[Collected data entries]
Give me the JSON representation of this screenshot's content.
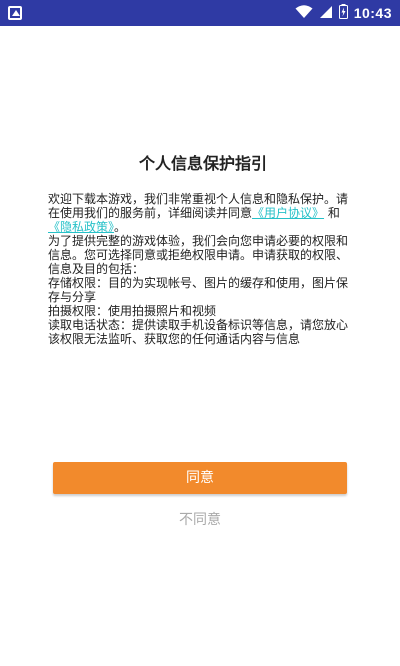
{
  "status_bar": {
    "time": "10:43",
    "icons": [
      "app-notification-icon",
      "wifi-icon",
      "signal-icon",
      "battery-icon"
    ],
    "background_color": "#2f3aa4"
  },
  "dialog": {
    "title": "个人信息保护指引",
    "intro_prefix": "欢迎下载本游戏，我们非常重视个人信息和隐私保护。请在使用我们的服务前，详细阅读并同意",
    "user_agreement_link": "《用户协议》",
    "and_text": "和",
    "privacy_policy_link": "《隐私政策》",
    "intro_suffix": "。",
    "paragraphs": [
      "为了提供完整的游戏体验，我们会向您申请必要的权限和信息。您可选择同意或拒绝权限申请。申请获取的权限、信息及目的包括：",
      "存储权限：目的为实现帐号、图片的缓存和使用，图片保存与分享",
      "拍摄权限：使用拍摄照片和视频",
      "读取电话状态：提供读取手机设备标识等信息，请您放心该权限无法监听、获取您的任何通话内容与信息"
    ],
    "link_color": "#27c1c8"
  },
  "buttons": {
    "agree_label": "同意",
    "decline_label": "不同意",
    "agree_color": "#f28a2c"
  }
}
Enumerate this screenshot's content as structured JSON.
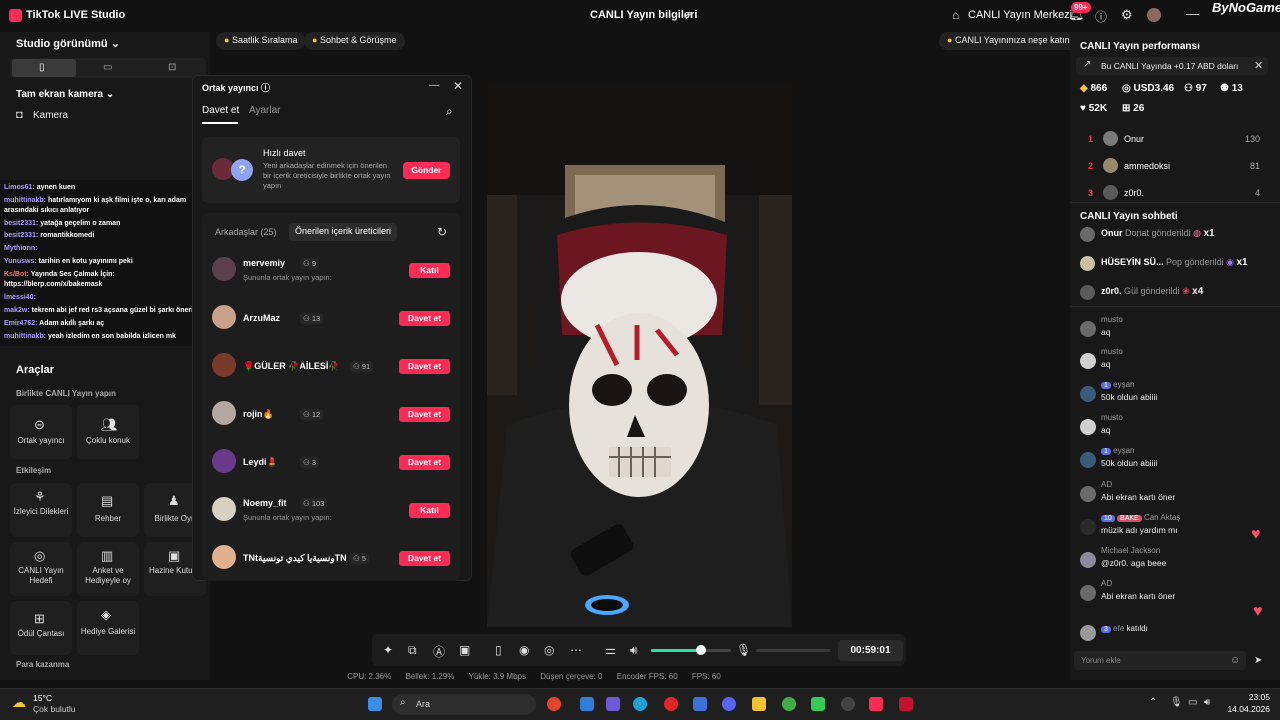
{
  "titlebar": {
    "app_title": "TikTok LIVE Studio",
    "live_info": "CANLI Yayın bilgileri",
    "live_center": "CANLI Yayın Merkezi",
    "notif_count": "99+",
    "watermark": "ByNoGame"
  },
  "left": {
    "studio_view": "Studio görünümü",
    "fullscreen_camera": "Tam ekran kamera",
    "camera": "Kamera",
    "chat": [
      {
        "name": "Limos61:",
        "text": "aynen kuen"
      },
      {
        "name": "muhittinakb:",
        "text": "hatırlamıyom ki aşk filmi işte o, karı adam"
      },
      {
        "name": "",
        "text": "arasındaki sıkıcı anlatıyor"
      },
      {
        "name": "besit2331:",
        "text": "yatağa geçelim o zaman"
      },
      {
        "name": "besit2331:",
        "text": "romantikkomedi"
      },
      {
        "name": "Mythionn:",
        "text": ""
      },
      {
        "name": "Yunusws:",
        "text": "tarihin en kotu yayınımı peki"
      },
      {
        "name": "Ks/Bot:",
        "text": "Yayında Ses Çalmak İçin:"
      },
      {
        "name": "",
        "text": "https://blerp.com/x/bakemask"
      },
      {
        "name": "lmessi40:",
        "text": ""
      },
      {
        "name": "mak2w:",
        "text": "tekrem abi jef red rs3 açsana güzel bi şarkı önerim"
      },
      {
        "name": "Emir4762:",
        "text": "Adam akıllı şarkı aç"
      },
      {
        "name": "muhittinakb:",
        "text": "yeah izledim en son babilda izlicen mk"
      }
    ],
    "tools_title": "Araçlar",
    "together_live": "Birlikte CANLI Yayın yapın",
    "tool_cohost": "Ortak yayıncı",
    "tool_multiguest": "Çoklu konuk",
    "interaction": "Etkileşim",
    "tool_viewer_wishes": "İzleyici Dilekleri",
    "tool_guide": "Rehber",
    "tool_play_together": "Birlikte Oyn",
    "tool_live_goal": "CANLI Yayın Hedefi",
    "tool_poll": "Anket ve Hediyeyle oy",
    "tool_treasure": "Hazine Kutusu",
    "tool_prize_bag": "Ödül Çantası",
    "tool_gift_gallery": "Hediye Galerisi",
    "money": "Para kazanma"
  },
  "pills": {
    "hourly_ranking": "Saatlik Sıralama",
    "chat_meet": "Sohbet & Görüşme",
    "add_joy": "CANLI Yayınınıza neşe katın"
  },
  "cohost": {
    "title": "Ortak yayıncı",
    "tab_invite": "Davet et",
    "tab_settings": "Ayarlar",
    "quick_title": "Hızlı davet",
    "quick_desc": "Yeni arkadaşlar edinmek için önerilen bir içerik üreticisiyle birlikte ortak yayın yapın",
    "send": "Gönder",
    "friends_tab": "Arkadaşlar (25)",
    "suggested_tab": "Önerilen içerik üreticileri",
    "rows": [
      {
        "name": "mervemiy",
        "count": "9",
        "sub": "Şununla ortak yayın yapın:",
        "button": "Katıl",
        "color": "#5b3f4a"
      },
      {
        "name": "ArzuMaz",
        "count": "13",
        "sub": "",
        "button": "Davet et",
        "color": "#c9a08a"
      },
      {
        "name": "🌹GÜLER 🥀AİLESİ🥀",
        "count": "91",
        "sub": "",
        "button": "Davet et",
        "color": "#7a3a2a"
      },
      {
        "name": "rojin🔥",
        "count": "12",
        "sub": "",
        "button": "Davet et",
        "color": "#b4a6a0"
      },
      {
        "name": "Leydi💄",
        "count": "3",
        "sub": "",
        "button": "Davet et",
        "color": "#6a3a8a"
      },
      {
        "name": "Noemy_fit",
        "count": "103",
        "sub": "Şununla ortak yayın yapın:",
        "button": "Katıl",
        "color": "#d8d0c0"
      },
      {
        "name": "TNtونسيةيا كيدي تونسيةTN",
        "count": "5",
        "sub": "",
        "button": "Davet et",
        "color": "#e0b090"
      }
    ]
  },
  "controls": {
    "timer": "00:59:01",
    "volume_level": 0.62,
    "stats": {
      "cpu": "CPU: 2.36%",
      "memory": "Bellek: 1.29%",
      "upload": "Yükle: 3.9 Mbps",
      "dropped": "Düşen çerçeve: 0",
      "encoder_fps": "Encoder FPS: 60",
      "fps": "FPS: 60"
    }
  },
  "right": {
    "perf_title": "CANLI Yayın performansı",
    "earnings": "Bu CANLI Yayında +0.17 ABD doları",
    "stats": [
      "866",
      "USD3.46",
      "97",
      "13",
      "52K",
      "26"
    ],
    "ranking": [
      {
        "rank": "1",
        "name": "Onur",
        "value": "130"
      },
      {
        "rank": "2",
        "name": "ammedoksi",
        "value": "81"
      },
      {
        "rank": "3",
        "name": "z0r0.",
        "value": "4"
      }
    ],
    "chat_title": "CANLI Yayın sohbeti",
    "gifts": [
      {
        "name": "Onur",
        "action": "Donat gönderildi",
        "count": "x1"
      },
      {
        "name": "HÜSEYİN SÜ...",
        "action": "Pop gönderildi",
        "count": "x1"
      },
      {
        "name": "z0r0.",
        "action": "Gül gönderildi",
        "count": "x4"
      }
    ],
    "messages": [
      {
        "name": "musto",
        "text": "aq"
      },
      {
        "name": "musto",
        "text": "aq"
      },
      {
        "name": "eyşan",
        "text": "50k oldun abiiii",
        "badge": "1"
      },
      {
        "name": "musto",
        "text": "aq"
      },
      {
        "name": "eyşan",
        "text": "50k oldun abiiii",
        "badge": "1"
      },
      {
        "name": "AD",
        "text": "Abi ekran kartı öner"
      },
      {
        "name": "Can Aktaş",
        "text": "müzik adı yardım mı",
        "badge": "10",
        "badge2": "BAKE"
      },
      {
        "name": "Michael Jackson",
        "text": "@z0r0. aga beee"
      },
      {
        "name": "AD",
        "text": "Abi ekran kartı öner"
      },
      {
        "name": "efe",
        "text": "katıldı",
        "badge": "3"
      }
    ],
    "comment_placeholder": "Yorum ekle"
  },
  "taskbar": {
    "temp": "15°C",
    "weather": "Çok bulutlu",
    "search_placeholder": "Ara",
    "time": "23:05",
    "date": "14.04.2026"
  }
}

_Instruction_
Omit the pictures and reproduce the listing exactly.

_Solution to this problem_
Give me the JSON representation of this screenshot's content.
{
  "status_bar": {
    "time": "10:43",
    "icons": [
      "app-notification-icon",
      "wifi-icon",
      "signal-icon",
      "battery-icon"
    ],
    "background_color": "#2f3aa4"
  },
  "dialog": {
    "title": "个人信息保护指引",
    "intro_prefix": "欢迎下载本游戏，我们非常重视个人信息和隐私保护。请在使用我们的服务前，详细阅读并同意",
    "user_agreement_link": "《用户协议》",
    "and_text": "和",
    "privacy_policy_link": "《隐私政策》",
    "intro_suffix": "。",
    "paragraphs": [
      "为了提供完整的游戏体验，我们会向您申请必要的权限和信息。您可选择同意或拒绝权限申请。申请获取的权限、信息及目的包括：",
      "存储权限：目的为实现帐号、图片的缓存和使用，图片保存与分享",
      "拍摄权限：使用拍摄照片和视频",
      "读取电话状态：提供读取手机设备标识等信息，请您放心该权限无法监听、获取您的任何通话内容与信息"
    ],
    "link_color": "#27c1c8"
  },
  "buttons": {
    "agree_label": "同意",
    "decline_label": "不同意",
    "agree_color": "#f28a2c"
  }
}
Enumerate this screenshot's content as structured JSON.
{
  "titlebar": {
    "app_title": "TikTok LIVE Studio",
    "live_info": "CANLI Yayın bilgileri",
    "live_center": "CANLI Yayın Merkezi",
    "notif_count": "99+",
    "watermark": "ByNoGame"
  },
  "left": {
    "studio_view": "Studio görünümü",
    "fullscreen_camera": "Tam ekran kamera",
    "camera": "Kamera",
    "chat": [
      {
        "name": "Limos61:",
        "text": "aynen kuen"
      },
      {
        "name": "muhittinakb:",
        "text": "hatırlamıyom ki aşk filmi işte o, karı adam"
      },
      {
        "name": "",
        "text": "arasındaki sıkıcı anlatıyor"
      },
      {
        "name": "besit2331:",
        "text": "yatağa geçelim o zaman"
      },
      {
        "name": "besit2331:",
        "text": "romantikkomedi"
      },
      {
        "name": "Mythionn:",
        "text": ""
      },
      {
        "name": "Yunusws:",
        "text": "tarihin en kotu yayınımı peki"
      },
      {
        "name": "Ks/Bot:",
        "text": "Yayında Ses Çalmak İçin:"
      },
      {
        "name": "",
        "text": "https://blerp.com/x/bakemask"
      },
      {
        "name": "lmessi40:",
        "text": ""
      },
      {
        "name": "mak2w:",
        "text": "tekrem abi jef red rs3 açsana güzel bi şarkı önerim"
      },
      {
        "name": "Emir4762:",
        "text": "Adam akıllı şarkı aç"
      },
      {
        "name": "muhittinakb:",
        "text": "yeah izledim en son babilda izlicen mk"
      }
    ],
    "tools_title": "Araçlar",
    "together_live": "Birlikte CANLI Yayın yapın",
    "tool_cohost": "Ortak yayıncı",
    "tool_multiguest": "Çoklu konuk",
    "interaction": "Etkileşim",
    "tool_viewer_wishes": "İzleyici Dilekleri",
    "tool_guide": "Rehber",
    "tool_play_together": "Birlikte Oyn",
    "tool_live_goal": "CANLI Yayın Hedefi",
    "tool_poll": "Anket ve Hediyeyle oy",
    "tool_treasure": "Hazine Kutusu",
    "tool_prize_bag": "Ödül Çantası",
    "tool_gift_gallery": "Hediye Galerisi",
    "money": "Para kazanma"
  },
  "pills": {
    "hourly_ranking": "Saatlik Sıralama",
    "chat_meet": "Sohbet & Görüşme",
    "add_joy": "CANLI Yayınınıza neşe katın"
  },
  "cohost": {
    "title": "Ortak yayıncı",
    "tab_invite": "Davet et",
    "tab_settings": "Ayarlar",
    "quick_title": "Hızlı davet",
    "quick_desc": "Yeni arkadaşlar edinmek için önerilen bir içerik üreticisiyle birlikte ortak yayın yapın",
    "send": "Gönder",
    "friends_tab": "Arkadaşlar (25)",
    "suggested_tab": "Önerilen içerik üreticileri",
    "rows": [
      {
        "name": "mervemiy",
        "count": "9",
        "sub": "Şununla ortak yayın yapın:",
        "button": "Katıl",
        "color": "#5b3f4a"
      },
      {
        "name": "ArzuMaz",
        "count": "13",
        "sub": "",
        "button": "Davet et",
        "color": "#c9a08a"
      },
      {
        "name": "🌹GÜLER 🥀AİLESİ🥀",
        "count": "91",
        "sub": "",
        "button": "Davet et",
        "color": "#7a3a2a"
      },
      {
        "name": "rojin🔥",
        "count": "12",
        "sub": "",
        "button": "Davet et",
        "color": "#b4a6a0"
      },
      {
        "name": "Leydi💄",
        "count": "3",
        "sub": "",
        "button": "Davet et",
        "color": "#6a3a8a"
      },
      {
        "name": "Noemy_fit",
        "count": "103",
        "sub": "Şununla ortak yayın yapın:",
        "button": "Katıl",
        "color": "#d8d0c0"
      },
      {
        "name": "TNtونسيةيا كيدي تونسيةTN",
        "count": "5",
        "sub": "",
        "button": "Davet et",
        "color": "#e0b090"
      }
    ]
  },
  "controls": {
    "timer": "00:59:01",
    "volume_level": 0.62,
    "stats": {
      "cpu": "CPU: 2.36%",
      "memory": "Bellek: 1.29%",
      "upload": "Yükle: 3.9 Mbps",
      "dropped": "Düşen çerçeve: 0",
      "encoder_fps": "Encoder FPS: 60",
      "fps": "FPS: 60"
    }
  },
  "right": {
    "perf_title": "CANLI Yayın performansı",
    "earnings": "Bu CANLI Yayında +0.17 ABD doları",
    "stats": [
      "866",
      "USD3.46",
      "97",
      "13",
      "52K",
      "26"
    ],
    "ranking": [
      {
        "rank": "1",
        "name": "Onur",
        "value": "130"
      },
      {
        "rank": "2",
        "name": "ammedoksi",
        "value": "81"
      },
      {
        "rank": "3",
        "name": "z0r0.",
        "value": "4"
      }
    ],
    "chat_title": "CANLI Yayın sohbeti",
    "gifts": [
      {
        "name": "Onur",
        "action": "Donat gönderildi",
        "count": "x1"
      },
      {
        "name": "HÜSEYİN SÜ...",
        "action": "Pop gönderildi",
        "count": "x1"
      },
      {
        "name": "z0r0.",
        "action": "Gül gönderildi",
        "count": "x4"
      }
    ],
    "messages": [
      {
        "name": "musto",
        "text": "aq"
      },
      {
        "name": "musto",
        "text": "aq"
      },
      {
        "name": "eyşan",
        "text": "50k oldun abiiii",
        "badge": "1"
      },
      {
        "name": "musto",
        "text": "aq"
      },
      {
        "name": "eyşan",
        "text": "50k oldun abiiii",
        "badge": "1"
      },
      {
        "name": "AD",
        "text": "Abi ekran kartı öner"
      },
      {
        "name": "Can Aktaş",
        "text": "müzik adı yardım mı",
        "badge": "10",
        "badge2": "BAKE"
      },
      {
        "name": "Michael Jackson",
        "text": "@z0r0. aga beee"
      },
      {
        "name": "AD",
        "text": "Abi ekran kartı öner"
      },
      {
        "name": "efe",
        "text": "katıldı",
        "badge": "3"
      }
    ],
    "comment_placeholder": "Yorum ekle"
  },
  "taskbar": {
    "temp": "15°C",
    "weather": "Çok bulutlu",
    "search_placeholder": "Ara",
    "time": "23:05",
    "date": "14.04.2026"
  }
}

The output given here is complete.